* What this task involves
Copy out each line containing "déle" from the entries below.

* Entries
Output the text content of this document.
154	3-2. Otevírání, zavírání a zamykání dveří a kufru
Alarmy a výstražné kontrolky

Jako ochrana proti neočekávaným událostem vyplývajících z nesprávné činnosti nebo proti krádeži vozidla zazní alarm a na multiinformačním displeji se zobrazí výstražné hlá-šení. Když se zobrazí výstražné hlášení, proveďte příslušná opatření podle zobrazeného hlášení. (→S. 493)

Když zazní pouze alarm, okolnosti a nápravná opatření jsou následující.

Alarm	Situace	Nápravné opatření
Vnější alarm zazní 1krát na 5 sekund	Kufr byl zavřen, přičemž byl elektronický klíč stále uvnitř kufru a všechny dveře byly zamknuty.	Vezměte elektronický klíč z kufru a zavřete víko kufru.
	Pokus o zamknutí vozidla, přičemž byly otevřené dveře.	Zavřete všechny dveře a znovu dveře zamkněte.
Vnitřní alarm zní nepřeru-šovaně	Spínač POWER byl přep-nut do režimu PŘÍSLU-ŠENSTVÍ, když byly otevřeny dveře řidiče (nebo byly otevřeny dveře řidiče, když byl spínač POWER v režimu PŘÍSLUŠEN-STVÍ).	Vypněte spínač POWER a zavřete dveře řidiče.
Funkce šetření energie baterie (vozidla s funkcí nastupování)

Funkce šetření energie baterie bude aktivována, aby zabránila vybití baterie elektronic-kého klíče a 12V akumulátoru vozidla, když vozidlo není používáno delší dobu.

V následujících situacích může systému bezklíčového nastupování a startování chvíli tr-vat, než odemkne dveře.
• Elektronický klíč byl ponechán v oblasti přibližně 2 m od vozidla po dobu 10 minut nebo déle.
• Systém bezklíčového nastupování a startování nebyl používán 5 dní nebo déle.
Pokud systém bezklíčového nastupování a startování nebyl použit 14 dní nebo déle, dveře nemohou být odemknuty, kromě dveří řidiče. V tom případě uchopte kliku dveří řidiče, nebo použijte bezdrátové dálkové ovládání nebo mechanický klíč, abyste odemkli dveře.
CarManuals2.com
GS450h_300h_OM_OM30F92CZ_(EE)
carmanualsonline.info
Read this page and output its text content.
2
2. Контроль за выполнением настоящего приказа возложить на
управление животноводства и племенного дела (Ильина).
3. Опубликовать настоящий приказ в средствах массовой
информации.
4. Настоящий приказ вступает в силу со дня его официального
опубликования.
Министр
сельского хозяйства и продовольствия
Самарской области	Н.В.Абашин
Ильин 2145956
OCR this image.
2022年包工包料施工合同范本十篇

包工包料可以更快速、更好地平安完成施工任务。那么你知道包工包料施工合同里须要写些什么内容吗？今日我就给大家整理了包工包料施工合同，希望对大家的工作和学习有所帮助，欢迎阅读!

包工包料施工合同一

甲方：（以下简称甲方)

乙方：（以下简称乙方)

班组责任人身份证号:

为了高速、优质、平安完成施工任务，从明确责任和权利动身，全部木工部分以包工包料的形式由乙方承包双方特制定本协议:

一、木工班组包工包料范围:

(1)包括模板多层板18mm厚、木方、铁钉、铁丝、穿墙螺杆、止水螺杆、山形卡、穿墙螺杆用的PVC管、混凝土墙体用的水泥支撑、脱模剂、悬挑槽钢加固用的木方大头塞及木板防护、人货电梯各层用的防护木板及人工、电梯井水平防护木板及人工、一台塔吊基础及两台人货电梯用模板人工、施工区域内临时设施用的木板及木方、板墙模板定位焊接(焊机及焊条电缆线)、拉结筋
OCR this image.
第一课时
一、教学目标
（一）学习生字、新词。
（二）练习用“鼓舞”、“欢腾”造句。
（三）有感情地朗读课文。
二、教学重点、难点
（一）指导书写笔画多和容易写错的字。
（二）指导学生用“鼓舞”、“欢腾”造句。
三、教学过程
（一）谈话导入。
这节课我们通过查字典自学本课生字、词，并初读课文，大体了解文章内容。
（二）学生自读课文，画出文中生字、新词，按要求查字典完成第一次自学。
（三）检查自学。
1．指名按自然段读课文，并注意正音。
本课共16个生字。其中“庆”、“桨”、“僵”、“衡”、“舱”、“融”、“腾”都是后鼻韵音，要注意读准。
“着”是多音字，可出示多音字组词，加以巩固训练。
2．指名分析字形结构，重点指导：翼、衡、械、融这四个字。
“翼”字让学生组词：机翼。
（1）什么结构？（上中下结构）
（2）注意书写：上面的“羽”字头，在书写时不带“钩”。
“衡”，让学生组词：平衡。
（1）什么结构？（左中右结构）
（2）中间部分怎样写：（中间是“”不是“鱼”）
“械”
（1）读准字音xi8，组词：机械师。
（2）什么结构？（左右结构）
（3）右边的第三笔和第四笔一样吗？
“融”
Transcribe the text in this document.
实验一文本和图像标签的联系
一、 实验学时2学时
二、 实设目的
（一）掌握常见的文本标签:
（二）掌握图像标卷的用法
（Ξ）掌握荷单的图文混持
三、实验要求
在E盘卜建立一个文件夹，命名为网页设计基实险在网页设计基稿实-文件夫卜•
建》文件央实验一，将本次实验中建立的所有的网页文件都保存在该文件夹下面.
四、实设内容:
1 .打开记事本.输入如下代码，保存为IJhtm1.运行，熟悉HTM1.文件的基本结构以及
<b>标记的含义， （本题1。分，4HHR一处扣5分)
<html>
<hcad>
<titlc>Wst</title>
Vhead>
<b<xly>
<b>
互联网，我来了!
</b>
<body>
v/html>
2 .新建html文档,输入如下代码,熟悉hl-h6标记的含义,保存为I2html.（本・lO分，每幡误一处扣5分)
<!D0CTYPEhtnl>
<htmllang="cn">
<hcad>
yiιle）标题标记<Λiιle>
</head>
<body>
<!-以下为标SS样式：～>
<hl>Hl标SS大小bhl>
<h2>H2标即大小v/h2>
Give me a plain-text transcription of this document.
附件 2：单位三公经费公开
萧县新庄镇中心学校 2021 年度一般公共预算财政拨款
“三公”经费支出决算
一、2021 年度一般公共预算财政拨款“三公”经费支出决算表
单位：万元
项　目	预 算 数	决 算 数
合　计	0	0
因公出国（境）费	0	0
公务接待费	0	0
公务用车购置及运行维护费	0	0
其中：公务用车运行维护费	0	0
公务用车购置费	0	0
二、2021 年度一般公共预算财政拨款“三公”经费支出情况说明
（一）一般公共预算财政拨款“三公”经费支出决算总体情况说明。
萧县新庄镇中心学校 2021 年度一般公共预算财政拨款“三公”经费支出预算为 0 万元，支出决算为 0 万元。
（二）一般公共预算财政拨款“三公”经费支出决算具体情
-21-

* Exercise response
• Elektronický klíč byl ponechán v oblasti přibližně 2 m od vozidla po dobu 10 minut nebo déle.
• Systém bezklíčového nastupování a startování nebyl používán 5 dní nebo déle.
Pokud systém bezklíčového nastupování a startování nebyl použit 14 dní nebo déle, dveře nemohou být odemknuty, kromě dveří řidiče. V tom případě uchopte kliku dveří řidiče, nebo použijte bezdrátové dálkové ovládání nebo mechanický klíč, abyste odemkli dveře.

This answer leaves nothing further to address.